[Data listing]
/---

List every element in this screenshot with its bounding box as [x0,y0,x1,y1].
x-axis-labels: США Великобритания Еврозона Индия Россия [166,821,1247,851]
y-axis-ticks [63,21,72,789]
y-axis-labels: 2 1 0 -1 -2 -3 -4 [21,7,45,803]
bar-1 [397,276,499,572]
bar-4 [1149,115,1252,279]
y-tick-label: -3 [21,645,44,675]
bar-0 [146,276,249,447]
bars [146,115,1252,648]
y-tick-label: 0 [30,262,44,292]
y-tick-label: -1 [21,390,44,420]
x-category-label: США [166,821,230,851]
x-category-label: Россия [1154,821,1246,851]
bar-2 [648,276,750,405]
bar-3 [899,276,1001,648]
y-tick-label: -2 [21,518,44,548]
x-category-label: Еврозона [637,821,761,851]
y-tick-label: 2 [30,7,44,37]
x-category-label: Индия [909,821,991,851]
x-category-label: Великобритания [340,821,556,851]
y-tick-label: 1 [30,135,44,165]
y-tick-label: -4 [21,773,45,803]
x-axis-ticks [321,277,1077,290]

\---

What is asked →
Which lines in the material above contain the string "Еврозона", with uppercase and lowercase letters counting as different? Gather each of those lines in full.

Exercise answer →
x-axis-labels: США Великобритания Еврозона Индия Россия [166,821,1247,851]
x-category-label: Еврозона [637,821,761,851]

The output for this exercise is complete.